DATA TO USE:
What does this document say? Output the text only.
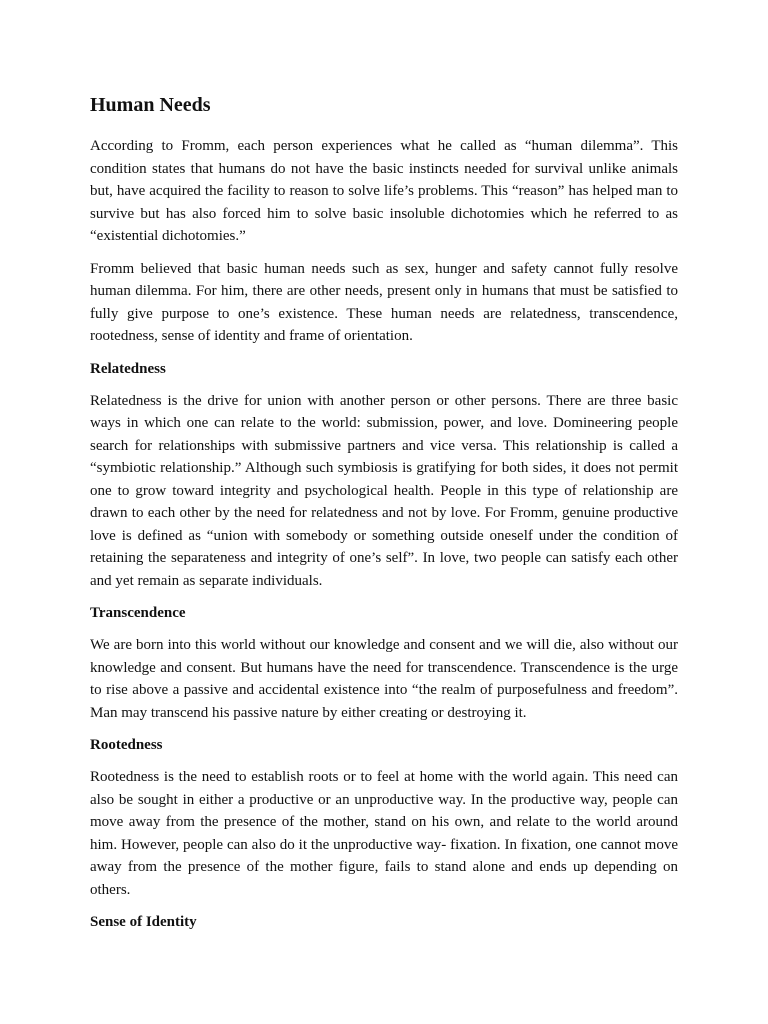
Human Needs

According to Fromm, each person experiences what he called as “human dilemma”. This condition states that humans do not have the basic instincts needed for survival unlike animals but, have acquired the facility to reason to solve life’s problems. This “reason” has helped man to survive but has also forced him to solve basic insoluble dichotomies which he referred to as “existential dichotomies.”

Fromm believed that basic human needs such as sex, hunger and safety cannot fully resolve human dilemma. For him, there are other needs, present only in humans that must be satisfied to fully give purpose to one’s existence. These human needs are relatedness, transcendence, rootedness, sense of identity and frame of orientation.

Relatedness

Relatedness is the drive for union with another person or other persons. There are three basic ways in which one can relate to the world: submission, power, and love. Domineering people search for relationships with submissive partners and vice versa. This relationship is called a “symbiotic relationship.” Although such symbiosis is gratifying for both sides, it does not permit one to grow toward integrity and psychological health. People in this type of relationship are drawn to each other by the need for relatedness and not by love. For Fromm, genuine productive love is defined as “union with somebody or something outside oneself under the condition of retaining the separateness and integrity of one’s self”. In love, two people can satisfy each other and yet remain as separate individuals.

Transcendence

We are born into this world without our knowledge and consent and we will die, also without our knowledge and consent. But humans have the need for transcendence. Transcendence is the urge to rise above a passive and accidental existence into “the realm of purposefulness and freedom”. Man may transcend his passive nature by either creating or destroying it.

Rootedness

Rootedness is the need to establish roots or to feel at home with the world again. This need can also be sought in either a productive or an unproductive way. In the productive way, people can move away from the presence of the mother, stand on his own, and relate to the world around him. However, people can also do it the unproductive way- fixation. In fixation, one cannot move away from the presence of the mother figure, fails to stand alone and ends up depending on others.

Sense of Identity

EXERCISE BRIEF:
All lines above with "have" in them should be returned.

TASK RESULT:
According to Fromm, each person experiences what he called as “human dilemma”. This condition states that humans do not have the basic instincts needed for survival unlike animals but, have acquired the facility to reason to solve life’s problems. This “reason” has helped man to survive but has also forced him to solve basic insoluble dichotomies which he referred to as “existential dichotomies.”
We are born into this world without our knowledge and consent and we will die, also without our knowledge and consent. But humans have the need for transcendence. Transcendence is the urge to rise above a passive and accidental existence into “the realm of purposefulness and freedom”. Man may transcend his passive nature by either creating or destroying it.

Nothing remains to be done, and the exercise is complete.